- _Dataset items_
========

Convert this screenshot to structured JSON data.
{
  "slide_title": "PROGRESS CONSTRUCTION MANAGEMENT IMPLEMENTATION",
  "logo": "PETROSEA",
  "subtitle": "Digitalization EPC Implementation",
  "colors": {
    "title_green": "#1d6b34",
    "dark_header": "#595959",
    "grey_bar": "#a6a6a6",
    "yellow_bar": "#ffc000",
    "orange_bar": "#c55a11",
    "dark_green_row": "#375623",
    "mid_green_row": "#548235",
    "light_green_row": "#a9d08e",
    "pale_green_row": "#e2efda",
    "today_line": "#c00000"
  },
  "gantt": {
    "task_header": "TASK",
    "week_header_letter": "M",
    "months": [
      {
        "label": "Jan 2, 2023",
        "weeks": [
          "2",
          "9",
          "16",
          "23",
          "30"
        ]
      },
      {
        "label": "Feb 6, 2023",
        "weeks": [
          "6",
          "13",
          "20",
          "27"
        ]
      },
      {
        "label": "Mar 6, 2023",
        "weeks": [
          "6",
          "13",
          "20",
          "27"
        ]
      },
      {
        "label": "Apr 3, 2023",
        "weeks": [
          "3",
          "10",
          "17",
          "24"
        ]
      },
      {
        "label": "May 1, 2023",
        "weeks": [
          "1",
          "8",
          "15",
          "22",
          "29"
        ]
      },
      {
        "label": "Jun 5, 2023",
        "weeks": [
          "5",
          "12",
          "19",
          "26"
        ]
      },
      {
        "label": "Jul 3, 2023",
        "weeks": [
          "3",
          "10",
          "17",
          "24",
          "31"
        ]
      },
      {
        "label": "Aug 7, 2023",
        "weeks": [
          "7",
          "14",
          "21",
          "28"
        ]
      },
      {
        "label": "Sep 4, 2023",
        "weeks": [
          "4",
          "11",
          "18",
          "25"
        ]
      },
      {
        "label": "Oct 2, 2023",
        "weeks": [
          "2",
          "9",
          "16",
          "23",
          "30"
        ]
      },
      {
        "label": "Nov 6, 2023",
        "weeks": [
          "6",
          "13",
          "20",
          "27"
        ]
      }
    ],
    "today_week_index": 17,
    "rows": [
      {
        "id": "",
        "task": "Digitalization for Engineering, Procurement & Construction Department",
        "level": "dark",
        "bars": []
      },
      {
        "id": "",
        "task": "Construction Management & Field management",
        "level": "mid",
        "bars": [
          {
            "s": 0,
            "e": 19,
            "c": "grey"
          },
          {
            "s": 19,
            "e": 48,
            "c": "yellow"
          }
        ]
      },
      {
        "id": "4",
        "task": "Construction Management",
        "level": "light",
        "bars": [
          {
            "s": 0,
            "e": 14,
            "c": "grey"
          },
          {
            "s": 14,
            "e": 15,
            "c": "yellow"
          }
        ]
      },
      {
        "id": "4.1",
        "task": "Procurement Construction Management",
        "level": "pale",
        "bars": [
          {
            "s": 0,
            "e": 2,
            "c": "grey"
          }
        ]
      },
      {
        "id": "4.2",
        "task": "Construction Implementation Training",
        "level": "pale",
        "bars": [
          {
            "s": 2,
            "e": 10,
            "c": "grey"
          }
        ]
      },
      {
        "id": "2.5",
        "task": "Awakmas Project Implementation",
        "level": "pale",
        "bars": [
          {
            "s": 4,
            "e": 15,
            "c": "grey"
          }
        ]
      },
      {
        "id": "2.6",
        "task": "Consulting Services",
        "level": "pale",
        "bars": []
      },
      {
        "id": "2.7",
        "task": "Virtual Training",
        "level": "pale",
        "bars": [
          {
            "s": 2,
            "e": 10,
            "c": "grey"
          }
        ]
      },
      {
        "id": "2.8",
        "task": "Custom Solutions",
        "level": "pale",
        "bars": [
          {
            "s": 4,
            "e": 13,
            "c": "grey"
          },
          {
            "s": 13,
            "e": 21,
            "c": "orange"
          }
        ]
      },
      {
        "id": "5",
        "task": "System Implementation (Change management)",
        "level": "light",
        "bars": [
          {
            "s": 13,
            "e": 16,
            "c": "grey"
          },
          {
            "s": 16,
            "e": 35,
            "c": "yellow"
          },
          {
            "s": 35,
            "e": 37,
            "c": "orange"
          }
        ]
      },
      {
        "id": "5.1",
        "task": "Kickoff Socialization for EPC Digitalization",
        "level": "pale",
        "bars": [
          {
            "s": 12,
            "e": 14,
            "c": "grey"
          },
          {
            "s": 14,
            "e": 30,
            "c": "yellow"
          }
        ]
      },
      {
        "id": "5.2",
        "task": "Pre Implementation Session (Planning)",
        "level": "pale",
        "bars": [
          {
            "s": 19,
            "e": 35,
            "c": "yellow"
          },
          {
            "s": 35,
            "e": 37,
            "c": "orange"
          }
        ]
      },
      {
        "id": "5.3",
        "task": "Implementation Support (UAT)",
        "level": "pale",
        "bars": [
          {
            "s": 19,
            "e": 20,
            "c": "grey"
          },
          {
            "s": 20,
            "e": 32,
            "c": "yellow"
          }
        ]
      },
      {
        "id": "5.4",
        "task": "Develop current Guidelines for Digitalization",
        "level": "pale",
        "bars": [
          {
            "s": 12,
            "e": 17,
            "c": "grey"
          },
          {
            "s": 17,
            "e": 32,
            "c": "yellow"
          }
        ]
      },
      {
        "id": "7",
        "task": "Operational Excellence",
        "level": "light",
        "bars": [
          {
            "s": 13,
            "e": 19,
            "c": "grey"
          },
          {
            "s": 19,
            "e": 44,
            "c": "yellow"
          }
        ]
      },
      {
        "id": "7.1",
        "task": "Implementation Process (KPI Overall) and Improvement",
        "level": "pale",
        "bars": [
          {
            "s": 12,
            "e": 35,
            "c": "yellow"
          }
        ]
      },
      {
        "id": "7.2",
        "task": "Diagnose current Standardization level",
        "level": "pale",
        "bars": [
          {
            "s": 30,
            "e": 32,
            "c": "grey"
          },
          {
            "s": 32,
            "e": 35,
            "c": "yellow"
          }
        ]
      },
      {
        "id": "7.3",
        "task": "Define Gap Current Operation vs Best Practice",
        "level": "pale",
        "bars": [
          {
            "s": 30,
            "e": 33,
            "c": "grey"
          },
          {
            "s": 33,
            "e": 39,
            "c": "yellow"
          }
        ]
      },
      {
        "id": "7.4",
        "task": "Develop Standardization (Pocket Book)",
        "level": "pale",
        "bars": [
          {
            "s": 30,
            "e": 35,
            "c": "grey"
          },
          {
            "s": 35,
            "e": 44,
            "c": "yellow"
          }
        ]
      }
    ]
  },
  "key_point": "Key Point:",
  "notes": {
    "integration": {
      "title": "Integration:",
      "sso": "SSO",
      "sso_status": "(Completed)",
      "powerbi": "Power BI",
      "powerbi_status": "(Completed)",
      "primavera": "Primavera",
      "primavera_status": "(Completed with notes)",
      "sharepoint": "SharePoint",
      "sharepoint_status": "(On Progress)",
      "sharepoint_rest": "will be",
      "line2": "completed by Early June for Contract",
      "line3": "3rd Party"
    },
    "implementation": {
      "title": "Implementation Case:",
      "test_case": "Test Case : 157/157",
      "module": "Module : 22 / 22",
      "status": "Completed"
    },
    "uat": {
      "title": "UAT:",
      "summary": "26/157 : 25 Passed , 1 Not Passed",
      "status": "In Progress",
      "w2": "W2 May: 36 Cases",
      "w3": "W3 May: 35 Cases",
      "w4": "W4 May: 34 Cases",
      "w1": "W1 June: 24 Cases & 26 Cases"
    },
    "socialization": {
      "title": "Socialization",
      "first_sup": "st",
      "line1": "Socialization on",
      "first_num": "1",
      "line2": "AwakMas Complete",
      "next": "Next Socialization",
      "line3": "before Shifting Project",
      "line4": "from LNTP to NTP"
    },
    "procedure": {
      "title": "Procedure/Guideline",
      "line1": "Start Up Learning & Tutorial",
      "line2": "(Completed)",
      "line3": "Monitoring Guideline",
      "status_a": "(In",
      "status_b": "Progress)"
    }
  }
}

========

Using the records above, gather all lines where the string "notes" is present.

- _TASK RESPONSE_
  "notes": {
      "primavera_status": "(Completed with notes)",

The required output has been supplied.